[Figure collection entries]

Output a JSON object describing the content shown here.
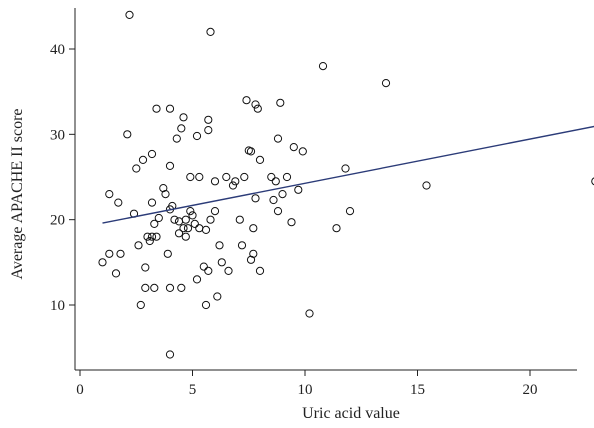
{
  "chart_data": {
    "type": "scatter",
    "title": "",
    "xlabel": "Uric acid value",
    "ylabel": "Average APACHE II score",
    "xlim": [
      0,
      23
    ],
    "ylim": [
      3.5,
      45
    ],
    "xticks": [
      0,
      5,
      10,
      15,
      20
    ],
    "yticks": [
      10,
      20,
      30,
      40
    ],
    "grid": false,
    "marker": "open-circle",
    "colors": {
      "points": "#111111",
      "fit_line": "#2b3b78"
    },
    "points": [
      [
        1.0,
        15
      ],
      [
        1.3,
        16
      ],
      [
        1.3,
        23
      ],
      [
        1.6,
        13.7
      ],
      [
        1.7,
        22
      ],
      [
        1.8,
        16
      ],
      [
        2.2,
        44
      ],
      [
        2.1,
        30
      ],
      [
        2.4,
        20.7
      ],
      [
        2.6,
        17
      ],
      [
        2.5,
        26
      ],
      [
        2.7,
        10
      ],
      [
        2.8,
        27
      ],
      [
        2.9,
        12
      ],
      [
        2.9,
        14.4
      ],
      [
        3.0,
        18
      ],
      [
        3.1,
        17.5
      ],
      [
        3.2,
        18
      ],
      [
        3.3,
        19.5
      ],
      [
        3.2,
        22
      ],
      [
        3.2,
        27.7
      ],
      [
        3.3,
        12
      ],
      [
        3.4,
        18
      ],
      [
        3.5,
        20.2
      ],
      [
        3.4,
        33
      ],
      [
        3.7,
        23.7
      ],
      [
        3.8,
        23
      ],
      [
        3.9,
        16
      ],
      [
        4.0,
        12
      ],
      [
        4.0,
        21.2
      ],
      [
        4.0,
        26.3
      ],
      [
        4.0,
        33
      ],
      [
        4.1,
        21.6
      ],
      [
        4.0,
        4.2
      ],
      [
        4.2,
        20
      ],
      [
        4.3,
        29.5
      ],
      [
        4.4,
        19.8
      ],
      [
        4.4,
        18.4
      ],
      [
        4.5,
        12
      ],
      [
        4.5,
        30.7
      ],
      [
        4.6,
        19
      ],
      [
        4.6,
        32
      ],
      [
        4.7,
        18
      ],
      [
        4.7,
        20
      ],
      [
        4.8,
        19
      ],
      [
        4.9,
        21
      ],
      [
        4.9,
        25
      ],
      [
        5.0,
        20.5
      ],
      [
        5.1,
        19.5
      ],
      [
        5.2,
        13
      ],
      [
        5.2,
        29.8
      ],
      [
        5.3,
        19
      ],
      [
        5.3,
        25
      ],
      [
        5.5,
        14.5
      ],
      [
        5.6,
        10
      ],
      [
        5.6,
        18.8
      ],
      [
        5.7,
        14
      ],
      [
        5.7,
        30.5
      ],
      [
        5.7,
        31.7
      ],
      [
        5.8,
        20
      ],
      [
        5.8,
        42
      ],
      [
        6.0,
        21
      ],
      [
        6.0,
        24.5
      ],
      [
        6.1,
        11
      ],
      [
        6.2,
        17
      ],
      [
        6.3,
        15
      ],
      [
        6.5,
        25
      ],
      [
        6.6,
        14
      ],
      [
        6.8,
        24
      ],
      [
        6.9,
        24.5
      ],
      [
        7.1,
        20
      ],
      [
        7.2,
        17
      ],
      [
        7.3,
        25
      ],
      [
        7.4,
        34
      ],
      [
        7.5,
        28.1
      ],
      [
        7.6,
        28
      ],
      [
        7.6,
        15.3
      ],
      [
        7.7,
        19
      ],
      [
        7.7,
        16
      ],
      [
        7.8,
        22.5
      ],
      [
        7.8,
        33.5
      ],
      [
        7.9,
        33
      ],
      [
        8.0,
        27
      ],
      [
        8.0,
        14
      ],
      [
        8.5,
        25
      ],
      [
        8.6,
        22.3
      ],
      [
        8.7,
        24.5
      ],
      [
        8.8,
        21
      ],
      [
        8.8,
        29.5
      ],
      [
        8.9,
        33.7
      ],
      [
        9.0,
        23
      ],
      [
        9.2,
        25
      ],
      [
        9.4,
        19.7
      ],
      [
        9.5,
        28.5
      ],
      [
        9.7,
        23.5
      ],
      [
        9.9,
        28
      ],
      [
        10.2,
        9
      ],
      [
        10.8,
        38
      ],
      [
        11.4,
        19
      ],
      [
        11.8,
        26
      ],
      [
        12.0,
        21
      ],
      [
        13.6,
        36
      ],
      [
        15.4,
        24
      ],
      [
        22.9,
        24.5
      ]
    ],
    "fit_line": {
      "x": [
        1.0,
        23.0
      ],
      "y": [
        19.6,
        31.0
      ]
    }
  }
}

§ **Exercise**: Your copy should hold every record word for word and none of the pictures.

§ **Exercise solution**:
Output a JSON object describing the content shown here.
{
  "chart_data": {
    "type": "scatter",
    "title": "",
    "xlabel": "Uric acid value",
    "ylabel": "Average APACHE II score",
    "xlim": [
      0,
      23
    ],
    "ylim": [
      3.5,
      45
    ],
    "xticks": [
      0,
      5,
      10,
      15,
      20
    ],
    "yticks": [
      10,
      20,
      30,
      40
    ],
    "grid": false,
    "marker": "open-circle",
    "colors": {
      "points": "#111111",
      "fit_line": "#2b3b78"
    },
    "points": [
      [
        1.0,
        15
      ],
      [
        1.3,
        16
      ],
      [
        1.3,
        23
      ],
      [
        1.6,
        13.7
      ],
      [
        1.7,
        22
      ],
      [
        1.8,
        16
      ],
      [
        2.2,
        44
      ],
      [
        2.1,
        30
      ],
      [
        2.4,
        20.7
      ],
      [
        2.6,
        17
      ],
      [
        2.5,
        26
      ],
      [
        2.7,
        10
      ],
      [
        2.8,
        27
      ],
      [
        2.9,
        12
      ],
      [
        2.9,
        14.4
      ],
      [
        3.0,
        18
      ],
      [
        3.1,
        17.5
      ],
      [
        3.2,
        18
      ],
      [
        3.3,
        19.5
      ],
      [
        3.2,
        22
      ],
      [
        3.2,
        27.7
      ],
      [
        3.3,
        12
      ],
      [
        3.4,
        18
      ],
      [
        3.5,
        20.2
      ],
      [
        3.4,
        33
      ],
      [
        3.7,
        23.7
      ],
      [
        3.8,
        23
      ],
      [
        3.9,
        16
      ],
      [
        4.0,
        12
      ],
      [
        4.0,
        21.2
      ],
      [
        4.0,
        26.3
      ],
      [
        4.0,
        33
      ],
      [
        4.1,
        21.6
      ],
      [
        4.0,
        4.2
      ],
      [
        4.2,
        20
      ],
      [
        4.3,
        29.5
      ],
      [
        4.4,
        19.8
      ],
      [
        4.4,
        18.4
      ],
      [
        4.5,
        12
      ],
      [
        4.5,
        30.7
      ],
      [
        4.6,
        19
      ],
      [
        4.6,
        32
      ],
      [
        4.7,
        18
      ],
      [
        4.7,
        20
      ],
      [
        4.8,
        19
      ],
      [
        4.9,
        21
      ],
      [
        4.9,
        25
      ],
      [
        5.0,
        20.5
      ],
      [
        5.1,
        19.5
      ],
      [
        5.2,
        13
      ],
      [
        5.2,
        29.8
      ],
      [
        5.3,
        19
      ],
      [
        5.3,
        25
      ],
      [
        5.5,
        14.5
      ],
      [
        5.6,
        10
      ],
      [
        5.6,
        18.8
      ],
      [
        5.7,
        14
      ],
      [
        5.7,
        30.5
      ],
      [
        5.7,
        31.7
      ],
      [
        5.8,
        20
      ],
      [
        5.8,
        42
      ],
      [
        6.0,
        21
      ],
      [
        6.0,
        24.5
      ],
      [
        6.1,
        11
      ],
      [
        6.2,
        17
      ],
      [
        6.3,
        15
      ],
      [
        6.5,
        25
      ],
      [
        6.6,
        14
      ],
      [
        6.8,
        24
      ],
      [
        6.9,
        24.5
      ],
      [
        7.1,
        20
      ],
      [
        7.2,
        17
      ],
      [
        7.3,
        25
      ],
      [
        7.4,
        34
      ],
      [
        7.5,
        28.1
      ],
      [
        7.6,
        28
      ],
      [
        7.6,
        15.3
      ],
      [
        7.7,
        19
      ],
      [
        7.7,
        16
      ],
      [
        7.8,
        22.5
      ],
      [
        7.8,
        33.5
      ],
      [
        7.9,
        33
      ],
      [
        8.0,
        27
      ],
      [
        8.0,
        14
      ],
      [
        8.5,
        25
      ],
      [
        8.6,
        22.3
      ],
      [
        8.7,
        24.5
      ],
      [
        8.8,
        21
      ],
      [
        8.8,
        29.5
      ],
      [
        8.9,
        33.7
      ],
      [
        9.0,
        23
      ],
      [
        9.2,
        25
      ],
      [
        9.4,
        19.7
      ],
      [
        9.5,
        28.5
      ],
      [
        9.7,
        23.5
      ],
      [
        9.9,
        28
      ],
      [
        10.2,
        9
      ],
      [
        10.8,
        38
      ],
      [
        11.4,
        19
      ],
      [
        11.8,
        26
      ],
      [
        12.0,
        21
      ],
      [
        13.6,
        36
      ],
      [
        15.4,
        24
      ],
      [
        22.9,
        24.5
      ]
    ],
    "fit_line": {
      "x": [
        1.0,
        23.0
      ],
      "y": [
        19.6,
        31.0
      ]
    }
  }
}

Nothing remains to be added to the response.